*Request:* All records must be quoted exactly. Omit the pictures.

(Part of a data file)
_ _ _
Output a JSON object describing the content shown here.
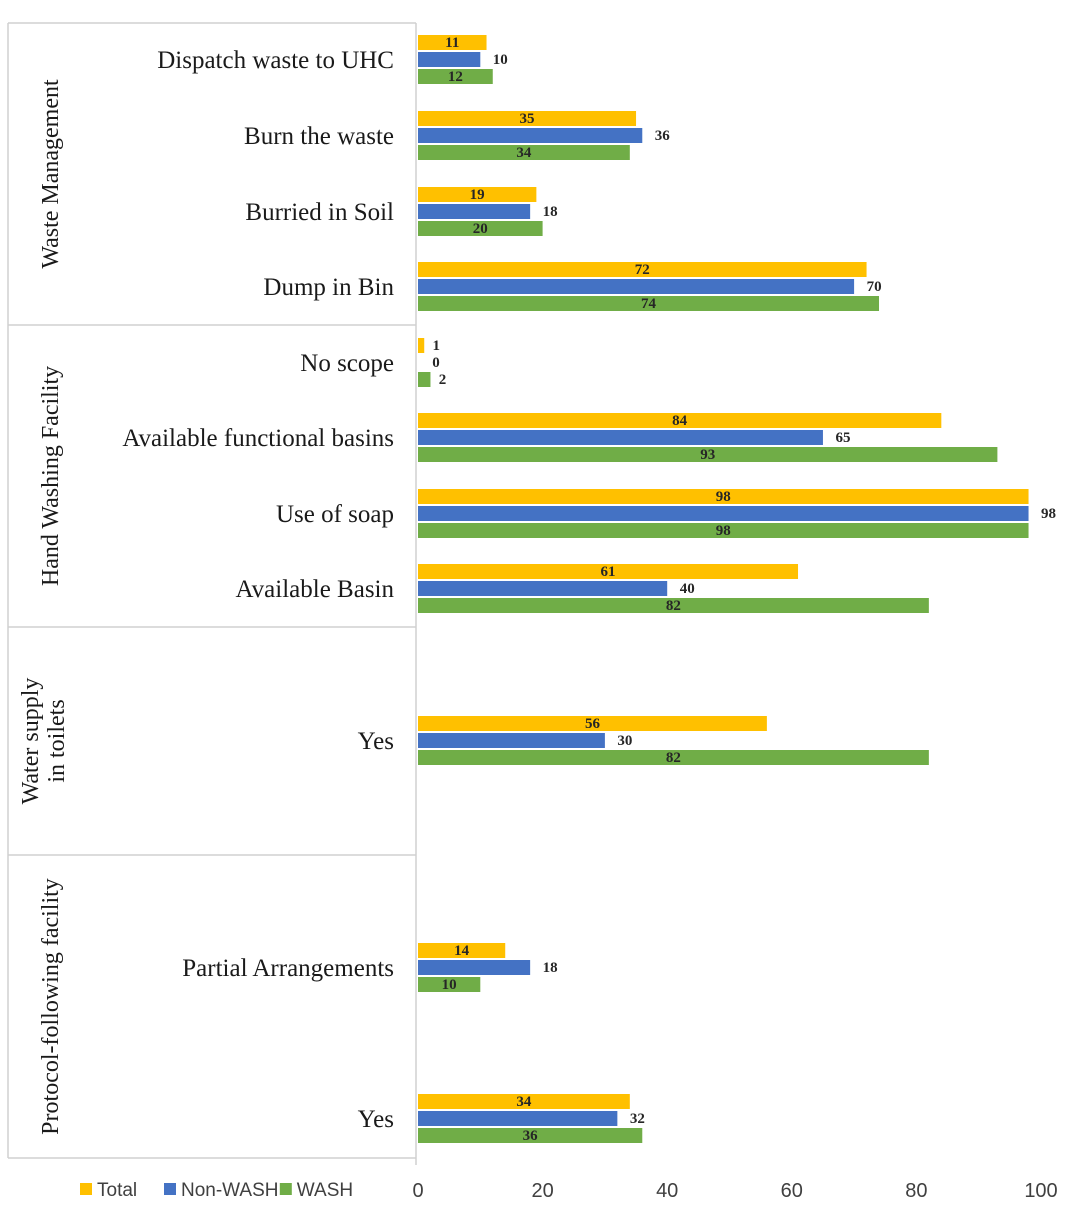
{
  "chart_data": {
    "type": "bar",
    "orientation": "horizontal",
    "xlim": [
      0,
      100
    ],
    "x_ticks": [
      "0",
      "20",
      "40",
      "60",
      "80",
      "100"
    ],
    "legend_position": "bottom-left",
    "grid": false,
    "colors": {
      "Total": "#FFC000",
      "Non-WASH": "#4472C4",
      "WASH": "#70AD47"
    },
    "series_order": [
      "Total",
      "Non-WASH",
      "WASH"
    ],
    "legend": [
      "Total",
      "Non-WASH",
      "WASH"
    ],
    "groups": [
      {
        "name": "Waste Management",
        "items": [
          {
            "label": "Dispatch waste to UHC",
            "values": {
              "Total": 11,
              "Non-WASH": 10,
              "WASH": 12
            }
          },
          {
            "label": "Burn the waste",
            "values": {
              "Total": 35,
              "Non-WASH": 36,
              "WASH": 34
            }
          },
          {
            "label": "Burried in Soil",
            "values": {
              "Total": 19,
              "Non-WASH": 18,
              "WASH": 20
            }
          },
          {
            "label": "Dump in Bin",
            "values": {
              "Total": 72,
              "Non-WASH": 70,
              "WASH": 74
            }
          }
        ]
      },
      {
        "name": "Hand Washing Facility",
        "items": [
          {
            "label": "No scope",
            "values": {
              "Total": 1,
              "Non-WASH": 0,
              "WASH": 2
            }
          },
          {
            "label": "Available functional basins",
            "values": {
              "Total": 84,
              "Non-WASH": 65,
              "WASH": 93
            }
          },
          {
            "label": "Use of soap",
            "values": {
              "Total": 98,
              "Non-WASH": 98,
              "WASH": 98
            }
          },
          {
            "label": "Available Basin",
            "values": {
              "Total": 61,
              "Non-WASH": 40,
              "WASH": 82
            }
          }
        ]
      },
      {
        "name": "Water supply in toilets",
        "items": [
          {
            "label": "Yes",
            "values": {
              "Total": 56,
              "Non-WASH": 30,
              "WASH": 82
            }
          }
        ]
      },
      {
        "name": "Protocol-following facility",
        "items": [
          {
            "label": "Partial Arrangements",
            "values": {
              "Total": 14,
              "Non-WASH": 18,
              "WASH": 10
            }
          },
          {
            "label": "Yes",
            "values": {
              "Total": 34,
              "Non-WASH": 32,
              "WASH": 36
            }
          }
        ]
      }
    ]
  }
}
_ _ _
*Answer to this task:*
Output a JSON object describing the content shown here.
{
  "chart_data": {
    "type": "bar",
    "orientation": "horizontal",
    "xlim": [
      0,
      100
    ],
    "x_ticks": [
      "0",
      "20",
      "40",
      "60",
      "80",
      "100"
    ],
    "legend_position": "bottom-left",
    "grid": false,
    "colors": {
      "Total": "#FFC000",
      "Non-WASH": "#4472C4",
      "WASH": "#70AD47"
    },
    "series_order": [
      "Total",
      "Non-WASH",
      "WASH"
    ],
    "legend": [
      "Total",
      "Non-WASH",
      "WASH"
    ],
    "groups": [
      {
        "name": "Waste Management",
        "items": [
          {
            "label": "Dispatch waste to UHC",
            "values": {
              "Total": 11,
              "Non-WASH": 10,
              "WASH": 12
            }
          },
          {
            "label": "Burn the waste",
            "values": {
              "Total": 35,
              "Non-WASH": 36,
              "WASH": 34
            }
          },
          {
            "label": "Burried in Soil",
            "values": {
              "Total": 19,
              "Non-WASH": 18,
              "WASH": 20
            }
          },
          {
            "label": "Dump in Bin",
            "values": {
              "Total": 72,
              "Non-WASH": 70,
              "WASH": 74
            }
          }
        ]
      },
      {
        "name": "Hand Washing Facility",
        "items": [
          {
            "label": "No scope",
            "values": {
              "Total": 1,
              "Non-WASH": 0,
              "WASH": 2
            }
          },
          {
            "label": "Available functional basins",
            "values": {
              "Total": 84,
              "Non-WASH": 65,
              "WASH": 93
            }
          },
          {
            "label": "Use of soap",
            "values": {
              "Total": 98,
              "Non-WASH": 98,
              "WASH": 98
            }
          },
          {
            "label": "Available Basin",
            "values": {
              "Total": 61,
              "Non-WASH": 40,
              "WASH": 82
            }
          }
        ]
      },
      {
        "name": "Water supply in toilets",
        "items": [
          {
            "label": "Yes",
            "values": {
              "Total": 56,
              "Non-WASH": 30,
              "WASH": 82
            }
          }
        ]
      },
      {
        "name": "Protocol-following facility",
        "items": [
          {
            "label": "Partial Arrangements",
            "values": {
              "Total": 14,
              "Non-WASH": 18,
              "WASH": 10
            }
          },
          {
            "label": "Yes",
            "values": {
              "Total": 34,
              "Non-WASH": 32,
              "WASH": 36
            }
          }
        ]
      }
    ]
  }
}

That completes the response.